So I missed the live Safari Sunrise Ride, but I was able to catch a bit of it on rewind (thank you SafariLive channel, SuzHar and YouTube). Note: all the pictures in my blog entry here are from screen captures of the SafariLive YouTube channel with my deep thanks to them for all the good they do.
As per usual, listening along, I had some thoughts come rolling about in my little mind. And, as per usual, my writing is far too long for Twitter, so hence my blog. This particular blog entry is quite a departure from my usual style of basically ranting. I shall though try to keep my writing brief. Note: “try.”
Thank you, James Hendry ( https://twitter.com/JamesRAHendry ). Very cool to learn there’s a kind of fluid in their wings that warms and helps stiffen the wings so they can fly. 🙂
African Hawk Eagle launching off to hunt, it’s Partner joining in from the other side.
Thank you, James, for discussing that humans are indeed Animals; a point hopefully helpful with regards towards human animals’ better care for our Earth.
I do think connectivity with the whole of all living beings tends to be lost especially for the multitude of “City” folks. The SafariLive channel and the Park’s quite generous Ride-Alongs may be one of the few ways some folks may learn of the/our Animal Kin, the interconnected wholeness of Life on Earth, and the human animal’s place within it all.
I wonder what James, with his clearly excellent intelligence, might feel regarding a development, if it’s even truly possible, of some level of actual communication between human and non-human animal species? I mean basic talk. Is it possible to achieve? Is it wise? I’ll get more into that later on here.
Beautiful Kudu female and by her grazing rather than the expected exclusive browsing, showing that Mother Nature is ever a bit unpredictable. 🙂
An entire eco-system compliments of Termites.
What does Tingana (the Leopard) think about all these human animals? Maybe to Tingana, humans are a bit like a flock of noisy….
..and ultimately uninteresting birds?
Sending good thoughts along to you, Tingana, for your wounds to heal.
So, back to communication. If we could communicate with the Animal Kin (yes, I hear the song from Dr. Doolittle in the background, too – chortle-) would this ability finally resolve out callousness towards Animal Kin from a number of human animals?
Unfortunately, I think probably not. That conclusion stems from having observed (thankfully at a distance) that some human animals inherently are or have become basically broken mentally, and I have come to question whether they can be repaired. Sad to admit, in complete contrast to my far younger self which believed all in-need human animals could be saved, some human animals out there I have grown to basically give up on.
But for many of the human animals would cross-species communication be helpful? Aside of the aspect of amusement, I would hope that such an ability would inspire and encourage greater care, compassion and respect of the/our Animal Kin and towards conservation of natural spaces for the/our Animal Kin.
I do still dream of a day where human animals and the/our Animal Kin, either wild or domesticated, find and enact the ways of successful cohabitation at the largest scales possible so that such a way of being becomes the norm.
Oh yes. The title of my blog – iPods on Safari.
I understand the Park Guides’ frustration with a guest who opts to listen to whatever they’ve got on their iPod rather than the environment around themselves or the information being presented.
It is rather disrespectful and unkind to block out the Park Presenters. They work hard to be both educational and entertaining, so of course being tuned out is rather a hurtful blow to anyone’s ego of such occupation.
However, is listening to music on Safari, at its proper, respectful and kind time, possibly a good thing?
Human animals tend to associate incredible amounts of emotional sentimentality to music, and they also can in the process create heavily imprinted memories.
As an example, many of my generation may quickly recognize this theme music:
Although seeming distraction by way of music will deprive a person from the full experiences on Safari, I wonder if whatever music a person might be listening to while on Safari would actually create a albeit different rather deep lasting memory of the place?
When the person returns home, they play that bit of music and, for a moment, are returned to an experience many will never have. Will a corresponding sentiment be born and from that might there be inspired care and respect for the/our Animal Kin and the/our Planet Mother Earth?
I guess that hope from my childhood still lingers on, that the human animal is capable of so much more good.

════════

▶ [Your assignment]: Reproduce the passage of the safari blog entry above word for word, beginning at the words "Human animals tend" and ending after the words "heavily imprinted memories.".

════════

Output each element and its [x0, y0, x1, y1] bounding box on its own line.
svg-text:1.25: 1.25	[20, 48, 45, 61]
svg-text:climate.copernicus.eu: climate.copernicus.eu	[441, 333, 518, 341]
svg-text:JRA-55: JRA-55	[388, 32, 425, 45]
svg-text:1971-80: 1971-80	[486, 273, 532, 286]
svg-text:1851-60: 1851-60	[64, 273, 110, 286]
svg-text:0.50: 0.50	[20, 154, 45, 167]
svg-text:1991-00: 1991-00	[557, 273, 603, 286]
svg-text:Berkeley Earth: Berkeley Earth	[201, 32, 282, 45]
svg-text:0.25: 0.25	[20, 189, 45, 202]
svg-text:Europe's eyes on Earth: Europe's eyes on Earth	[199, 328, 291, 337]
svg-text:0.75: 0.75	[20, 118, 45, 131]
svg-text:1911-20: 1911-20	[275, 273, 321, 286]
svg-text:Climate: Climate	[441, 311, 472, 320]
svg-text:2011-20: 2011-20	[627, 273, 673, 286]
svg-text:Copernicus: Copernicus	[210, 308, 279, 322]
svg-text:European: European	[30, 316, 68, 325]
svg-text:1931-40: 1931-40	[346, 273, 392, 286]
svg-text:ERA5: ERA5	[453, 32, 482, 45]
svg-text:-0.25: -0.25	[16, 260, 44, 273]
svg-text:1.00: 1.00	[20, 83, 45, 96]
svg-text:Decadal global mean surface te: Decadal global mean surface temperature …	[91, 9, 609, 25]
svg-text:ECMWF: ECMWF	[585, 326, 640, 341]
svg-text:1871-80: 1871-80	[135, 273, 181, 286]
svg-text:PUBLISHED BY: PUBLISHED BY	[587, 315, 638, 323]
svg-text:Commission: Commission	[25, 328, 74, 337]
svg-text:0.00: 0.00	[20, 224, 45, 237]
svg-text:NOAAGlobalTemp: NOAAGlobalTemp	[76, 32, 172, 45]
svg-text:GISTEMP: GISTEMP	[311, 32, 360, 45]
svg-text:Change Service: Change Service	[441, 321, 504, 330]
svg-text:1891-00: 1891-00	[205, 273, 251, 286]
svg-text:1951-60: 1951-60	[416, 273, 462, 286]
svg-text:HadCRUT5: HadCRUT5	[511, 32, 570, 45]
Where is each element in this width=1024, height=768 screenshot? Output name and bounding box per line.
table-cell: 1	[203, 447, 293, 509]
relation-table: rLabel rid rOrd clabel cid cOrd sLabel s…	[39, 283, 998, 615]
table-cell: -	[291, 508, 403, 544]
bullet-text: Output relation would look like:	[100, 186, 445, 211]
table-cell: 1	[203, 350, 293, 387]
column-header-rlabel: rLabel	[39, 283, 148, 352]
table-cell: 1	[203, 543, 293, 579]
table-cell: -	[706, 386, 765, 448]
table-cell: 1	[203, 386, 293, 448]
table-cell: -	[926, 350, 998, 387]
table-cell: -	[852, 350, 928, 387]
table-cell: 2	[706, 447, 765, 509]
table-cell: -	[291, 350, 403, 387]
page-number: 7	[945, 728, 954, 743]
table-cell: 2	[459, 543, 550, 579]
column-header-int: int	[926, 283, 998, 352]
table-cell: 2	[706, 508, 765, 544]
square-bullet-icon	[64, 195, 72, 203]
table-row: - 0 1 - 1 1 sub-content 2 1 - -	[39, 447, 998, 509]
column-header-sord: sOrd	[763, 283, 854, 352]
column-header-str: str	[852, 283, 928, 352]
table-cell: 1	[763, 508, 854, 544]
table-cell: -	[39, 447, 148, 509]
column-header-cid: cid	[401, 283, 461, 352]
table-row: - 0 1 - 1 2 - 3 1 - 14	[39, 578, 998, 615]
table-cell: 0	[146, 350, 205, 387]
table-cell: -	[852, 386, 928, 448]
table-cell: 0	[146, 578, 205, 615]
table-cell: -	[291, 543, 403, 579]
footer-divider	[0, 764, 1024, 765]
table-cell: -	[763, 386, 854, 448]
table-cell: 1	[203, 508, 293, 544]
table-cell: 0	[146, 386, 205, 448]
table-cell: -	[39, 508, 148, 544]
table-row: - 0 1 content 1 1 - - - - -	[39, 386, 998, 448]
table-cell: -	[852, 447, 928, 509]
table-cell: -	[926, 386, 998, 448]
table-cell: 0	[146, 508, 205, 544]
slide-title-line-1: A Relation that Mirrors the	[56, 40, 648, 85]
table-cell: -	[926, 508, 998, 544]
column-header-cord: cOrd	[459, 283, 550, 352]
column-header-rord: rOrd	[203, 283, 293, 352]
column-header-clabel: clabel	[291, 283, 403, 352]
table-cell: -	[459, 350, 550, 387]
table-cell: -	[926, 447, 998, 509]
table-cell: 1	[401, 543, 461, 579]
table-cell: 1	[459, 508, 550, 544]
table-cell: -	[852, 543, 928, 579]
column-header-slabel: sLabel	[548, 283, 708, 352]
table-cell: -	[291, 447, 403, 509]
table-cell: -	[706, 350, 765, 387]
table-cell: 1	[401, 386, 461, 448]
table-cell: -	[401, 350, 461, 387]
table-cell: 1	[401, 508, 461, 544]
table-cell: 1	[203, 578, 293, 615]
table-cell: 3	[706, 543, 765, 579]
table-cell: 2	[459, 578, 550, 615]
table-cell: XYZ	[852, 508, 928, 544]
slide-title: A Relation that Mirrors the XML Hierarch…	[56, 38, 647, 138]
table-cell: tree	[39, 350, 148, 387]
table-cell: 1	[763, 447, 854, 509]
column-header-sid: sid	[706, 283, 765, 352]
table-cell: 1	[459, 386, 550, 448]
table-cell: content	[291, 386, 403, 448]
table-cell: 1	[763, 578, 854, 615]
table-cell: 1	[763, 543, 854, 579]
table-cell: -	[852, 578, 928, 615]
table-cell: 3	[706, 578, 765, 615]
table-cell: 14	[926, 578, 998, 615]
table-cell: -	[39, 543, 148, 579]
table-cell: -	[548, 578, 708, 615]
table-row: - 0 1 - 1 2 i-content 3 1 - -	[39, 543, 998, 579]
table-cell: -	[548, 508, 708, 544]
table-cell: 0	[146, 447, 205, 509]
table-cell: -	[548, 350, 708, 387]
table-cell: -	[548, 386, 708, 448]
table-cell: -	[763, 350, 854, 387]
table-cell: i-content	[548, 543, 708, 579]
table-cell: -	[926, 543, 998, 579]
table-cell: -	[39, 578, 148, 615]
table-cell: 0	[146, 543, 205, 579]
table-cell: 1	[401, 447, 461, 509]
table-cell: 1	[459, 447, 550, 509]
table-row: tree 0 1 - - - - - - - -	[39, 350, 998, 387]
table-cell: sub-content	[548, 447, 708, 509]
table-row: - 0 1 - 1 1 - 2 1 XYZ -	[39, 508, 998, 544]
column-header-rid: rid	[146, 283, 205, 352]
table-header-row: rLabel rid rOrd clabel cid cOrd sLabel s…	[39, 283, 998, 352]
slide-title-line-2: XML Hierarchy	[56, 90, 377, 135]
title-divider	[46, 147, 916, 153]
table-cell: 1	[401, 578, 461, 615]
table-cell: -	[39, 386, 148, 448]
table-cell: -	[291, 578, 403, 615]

════════

▶ [Solution below]:
Human animals tend to associate incredible amounts of emotional sentimentality to music, and they also can in the process create heavily imprinted memories.